----- Data for this task
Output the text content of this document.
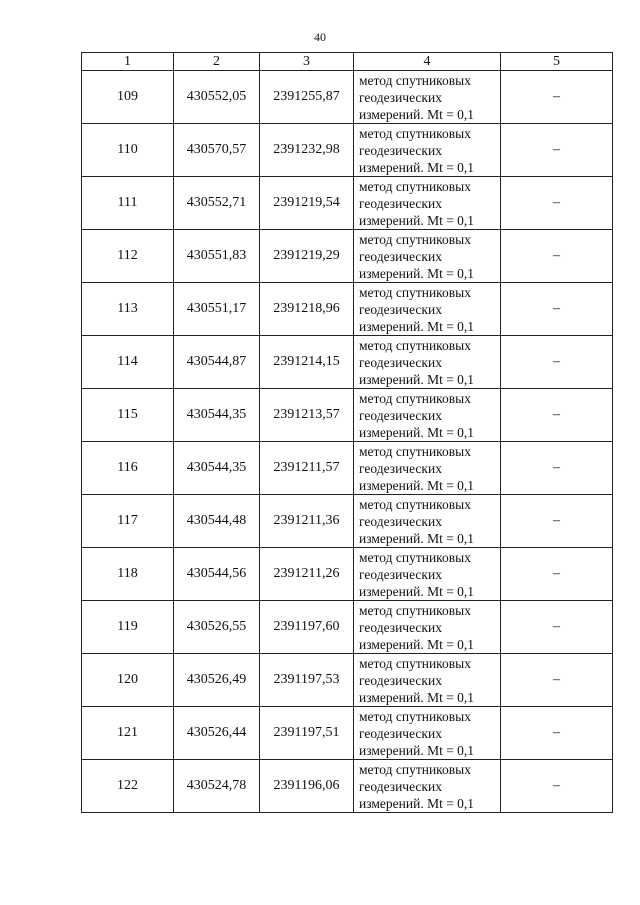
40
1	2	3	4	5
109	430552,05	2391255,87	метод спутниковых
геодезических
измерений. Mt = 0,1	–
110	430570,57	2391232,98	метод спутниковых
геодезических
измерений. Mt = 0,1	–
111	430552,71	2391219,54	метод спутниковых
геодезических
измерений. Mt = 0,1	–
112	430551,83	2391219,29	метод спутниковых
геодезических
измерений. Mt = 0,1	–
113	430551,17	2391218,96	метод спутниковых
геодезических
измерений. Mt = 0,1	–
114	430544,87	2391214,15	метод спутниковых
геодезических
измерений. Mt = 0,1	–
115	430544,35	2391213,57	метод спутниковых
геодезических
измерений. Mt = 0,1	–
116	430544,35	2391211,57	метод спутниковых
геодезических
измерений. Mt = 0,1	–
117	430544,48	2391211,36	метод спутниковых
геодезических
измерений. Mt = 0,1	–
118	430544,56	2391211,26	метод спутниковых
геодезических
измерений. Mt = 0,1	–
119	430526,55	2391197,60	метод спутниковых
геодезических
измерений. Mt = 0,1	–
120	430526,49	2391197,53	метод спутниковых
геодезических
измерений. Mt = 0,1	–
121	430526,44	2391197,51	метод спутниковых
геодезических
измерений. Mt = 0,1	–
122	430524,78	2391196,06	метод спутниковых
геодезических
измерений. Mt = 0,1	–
----------
◆ Stated exercise
Quote the records in their entirety, keeping the wording exact and excluding pictures.

◆ Right answer
Output the text content of this document.
40
1	2	3	4	5
109	430552,05	2391255,87	метод спутниковых
геодезических
измерений. Mt = 0,1	–
110	430570,57	2391232,98	метод спутниковых
геодезических
измерений. Mt = 0,1	–
111	430552,71	2391219,54	метод спутниковых
геодезических
измерений. Mt = 0,1	–
112	430551,83	2391219,29	метод спутниковых
геодезических
измерений. Mt = 0,1	–
113	430551,17	2391218,96	метод спутниковых
геодезических
измерений. Mt = 0,1	–
114	430544,87	2391214,15	метод спутниковых
геодезических
измерений. Mt = 0,1	–
115	430544,35	2391213,57	метод спутниковых
геодезических
измерений. Mt = 0,1	–
116	430544,35	2391211,57	метод спутниковых
геодезических
измерений. Mt = 0,1	–
117	430544,48	2391211,36	метод спутниковых
геодезических
измерений. Mt = 0,1	–
118	430544,56	2391211,26	метод спутниковых
геодезических
измерений. Mt = 0,1	–
119	430526,55	2391197,60	метод спутниковых
геодезических
измерений. Mt = 0,1	–
120	430526,49	2391197,53	метод спутниковых
геодезических
измерений. Mt = 0,1	–
121	430526,44	2391197,51	метод спутниковых
геодезических
измерений. Mt = 0,1	–
122	430524,78	2391196,06	метод спутниковых
геодезических
измерений. Mt = 0,1	–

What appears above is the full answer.